## START INPUT

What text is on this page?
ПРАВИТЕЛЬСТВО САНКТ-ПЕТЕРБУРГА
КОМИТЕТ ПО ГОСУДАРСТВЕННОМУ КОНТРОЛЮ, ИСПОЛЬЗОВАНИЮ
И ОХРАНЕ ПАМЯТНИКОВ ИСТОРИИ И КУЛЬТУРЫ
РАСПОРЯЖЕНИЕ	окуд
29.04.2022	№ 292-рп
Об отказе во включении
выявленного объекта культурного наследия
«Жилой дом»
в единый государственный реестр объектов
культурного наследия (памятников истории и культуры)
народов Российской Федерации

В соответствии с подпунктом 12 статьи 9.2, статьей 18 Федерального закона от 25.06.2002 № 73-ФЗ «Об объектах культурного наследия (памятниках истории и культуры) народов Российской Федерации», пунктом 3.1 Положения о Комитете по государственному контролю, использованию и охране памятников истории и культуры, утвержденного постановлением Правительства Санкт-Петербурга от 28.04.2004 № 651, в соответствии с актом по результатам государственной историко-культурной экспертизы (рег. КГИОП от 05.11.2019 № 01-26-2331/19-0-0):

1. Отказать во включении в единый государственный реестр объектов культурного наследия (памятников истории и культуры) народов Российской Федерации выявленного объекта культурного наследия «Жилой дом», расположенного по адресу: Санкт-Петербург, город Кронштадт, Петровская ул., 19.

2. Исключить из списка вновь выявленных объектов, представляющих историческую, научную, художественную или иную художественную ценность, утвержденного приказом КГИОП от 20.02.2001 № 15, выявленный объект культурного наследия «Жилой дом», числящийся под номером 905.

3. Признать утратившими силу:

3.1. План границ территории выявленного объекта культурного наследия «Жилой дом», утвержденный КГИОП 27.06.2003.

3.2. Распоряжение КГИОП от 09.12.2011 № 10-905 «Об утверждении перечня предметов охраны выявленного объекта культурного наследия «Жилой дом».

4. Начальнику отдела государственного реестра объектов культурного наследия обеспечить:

## END INPUT

■ WHAT IS ASKED ■
Restate each entry exactly, skipping none.

■ REPLY TO THE TASK ■
What text is on this page?
ПРАВИТЕЛЬСТВО САНКТ-ПЕТЕРБУРГА
КОМИТЕТ ПО ГОСУДАРСТВЕННОМУ КОНТРОЛЮ, ИСПОЛЬЗОВАНИЮ
И ОХРАНЕ ПАМЯТНИКОВ ИСТОРИИ И КУЛЬТУРЫ
РАСПОРЯЖЕНИЕ	окуд
29.04.2022	№ 292-рп
Об отказе во включении
выявленного объекта культурного наследия
«Жилой дом»
в единый государственный реестр объектов
культурного наследия (памятников истории и культуры)
народов Российской Федерации

В соответствии с подпунктом 12 статьи 9.2, статьей 18 Федерального закона от 25.06.2002 № 73-ФЗ «Об объектах культурного наследия (памятниках истории и культуры) народов Российской Федерации», пунктом 3.1 Положения о Комитете по государственному контролю, использованию и охране памятников истории и культуры, утвержденного постановлением Правительства Санкт-Петербурга от 28.04.2004 № 651, в соответствии с актом по результатам государственной историко-культурной экспертизы (рег. КГИОП от 05.11.2019 № 01-26-2331/19-0-0):

1. Отказать во включении в единый государственный реестр объектов культурного наследия (памятников истории и культуры) народов Российской Федерации выявленного объекта культурного наследия «Жилой дом», расположенного по адресу: Санкт-Петербург, город Кронштадт, Петровская ул., 19.

2. Исключить из списка вновь выявленных объектов, представляющих историческую, научную, художественную или иную художественную ценность, утвержденного приказом КГИОП от 20.02.2001 № 15, выявленный объект культурного наследия «Жилой дом», числящийся под номером 905.

3. Признать утратившими силу:

3.1. План границ территории выявленного объекта культурного наследия «Жилой дом», утвержденный КГИОП 27.06.2003.

3.2. Распоряжение КГИОП от 09.12.2011 № 10-905 «Об утверждении перечня предметов охраны выявленного объекта культурного наследия «Жилой дом».

4. Начальнику отдела государственного реестра объектов культурного наследия обеспечить:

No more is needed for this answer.